• _Requirement_
Collect every line of the records below that contains the word "this".

________________

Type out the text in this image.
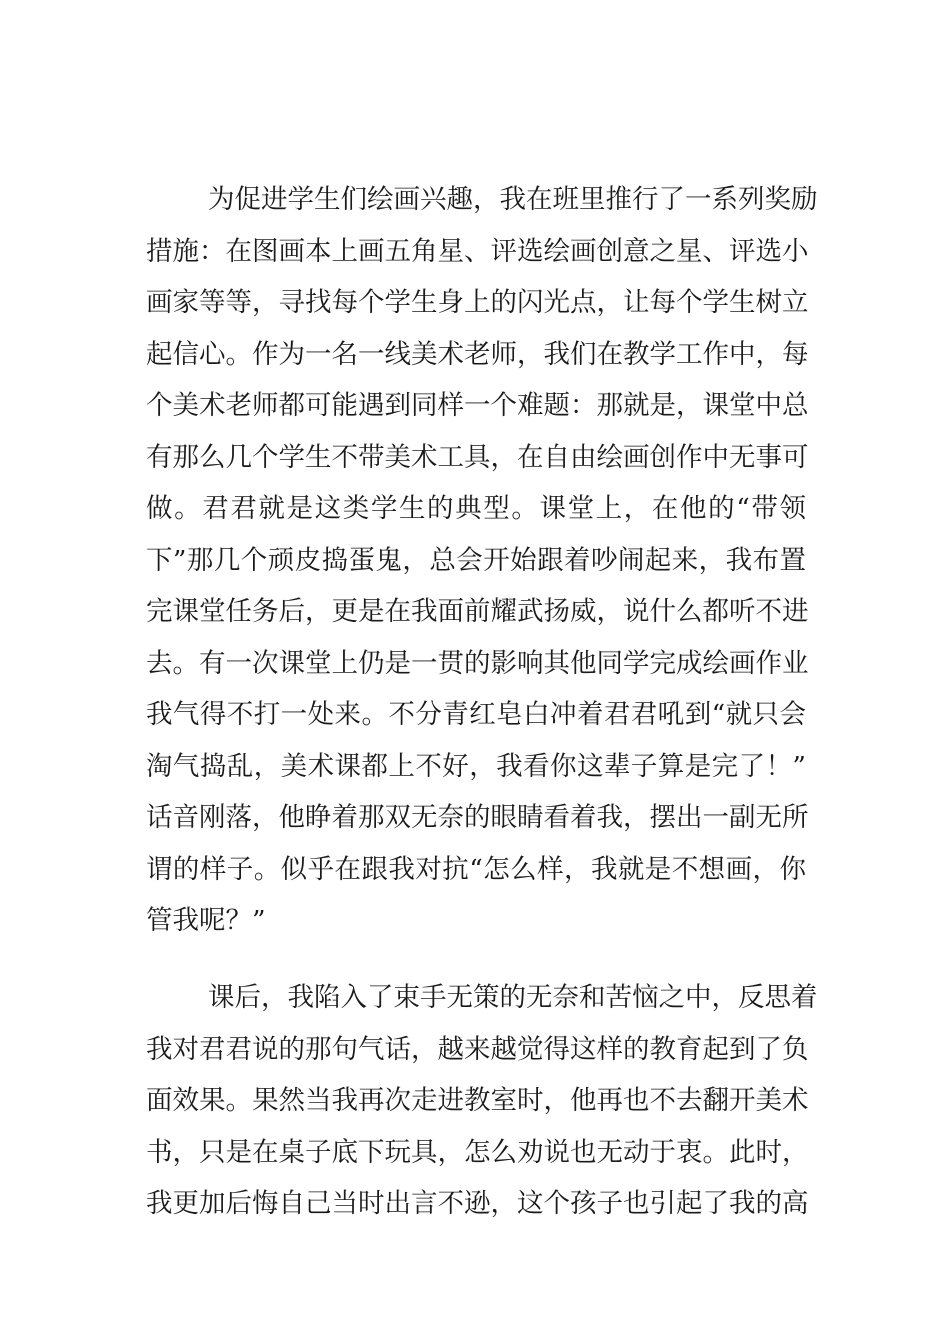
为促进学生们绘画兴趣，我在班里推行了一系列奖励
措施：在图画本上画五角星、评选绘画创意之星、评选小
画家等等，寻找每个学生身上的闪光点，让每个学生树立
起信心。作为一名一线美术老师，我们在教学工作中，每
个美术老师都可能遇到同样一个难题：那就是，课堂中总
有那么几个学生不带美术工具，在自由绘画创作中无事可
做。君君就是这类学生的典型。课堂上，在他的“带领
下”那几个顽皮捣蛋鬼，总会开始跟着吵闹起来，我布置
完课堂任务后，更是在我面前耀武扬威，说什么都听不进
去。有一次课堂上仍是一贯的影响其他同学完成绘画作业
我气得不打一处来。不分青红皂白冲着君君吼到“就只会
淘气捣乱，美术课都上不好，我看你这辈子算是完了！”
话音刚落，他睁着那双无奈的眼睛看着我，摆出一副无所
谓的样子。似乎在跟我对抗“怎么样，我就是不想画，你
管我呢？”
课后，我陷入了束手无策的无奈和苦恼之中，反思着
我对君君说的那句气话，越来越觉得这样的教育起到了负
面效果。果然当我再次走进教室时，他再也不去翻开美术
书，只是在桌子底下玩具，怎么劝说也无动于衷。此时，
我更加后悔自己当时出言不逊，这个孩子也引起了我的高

________________

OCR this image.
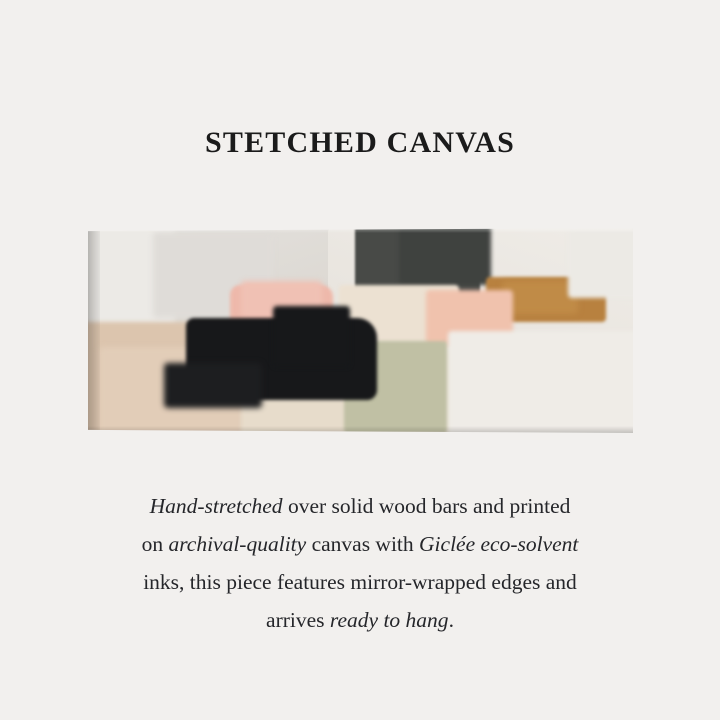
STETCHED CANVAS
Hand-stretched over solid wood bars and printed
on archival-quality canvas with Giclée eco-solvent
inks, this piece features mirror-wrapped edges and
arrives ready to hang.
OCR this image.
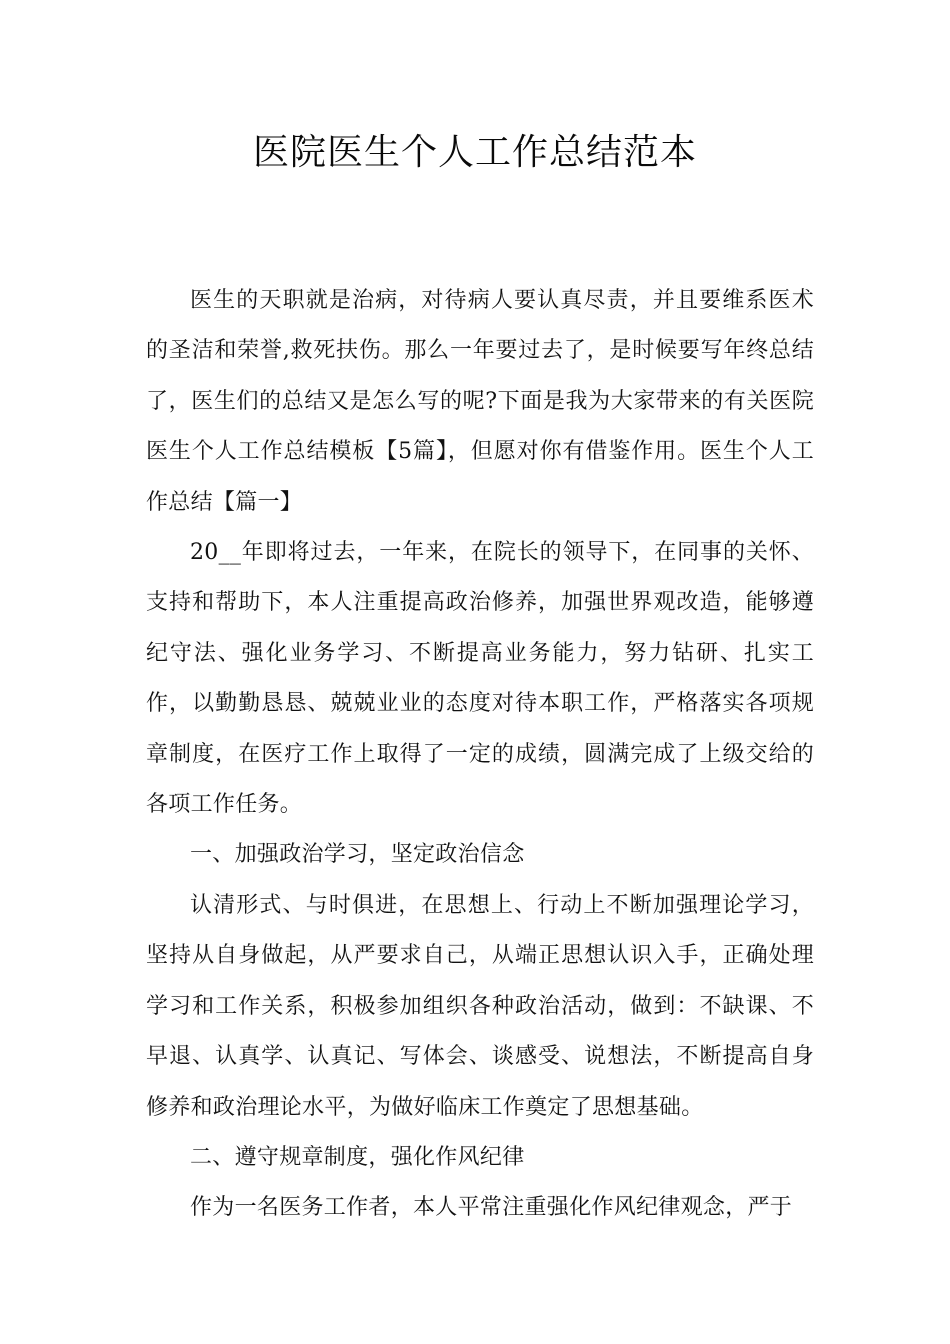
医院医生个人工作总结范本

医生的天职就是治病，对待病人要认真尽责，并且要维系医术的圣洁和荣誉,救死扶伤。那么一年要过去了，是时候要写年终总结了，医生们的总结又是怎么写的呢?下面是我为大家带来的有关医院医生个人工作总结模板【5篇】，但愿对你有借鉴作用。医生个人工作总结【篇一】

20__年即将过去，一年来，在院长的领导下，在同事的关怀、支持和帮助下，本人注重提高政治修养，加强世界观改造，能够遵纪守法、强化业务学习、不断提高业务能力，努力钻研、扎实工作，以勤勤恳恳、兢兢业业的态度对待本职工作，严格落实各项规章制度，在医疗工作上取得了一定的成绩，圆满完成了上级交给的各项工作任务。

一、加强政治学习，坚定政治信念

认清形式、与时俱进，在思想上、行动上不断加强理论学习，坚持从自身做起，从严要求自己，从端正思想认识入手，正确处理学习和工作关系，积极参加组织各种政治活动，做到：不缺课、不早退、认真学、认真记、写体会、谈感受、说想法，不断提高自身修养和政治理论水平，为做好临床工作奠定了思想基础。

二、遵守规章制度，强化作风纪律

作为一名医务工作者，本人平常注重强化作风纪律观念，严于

________________

• _Response to the task_
Type out the text in this image.
OCR this image.
inks, this piece features mirror-wrapped edges and
OCR this image.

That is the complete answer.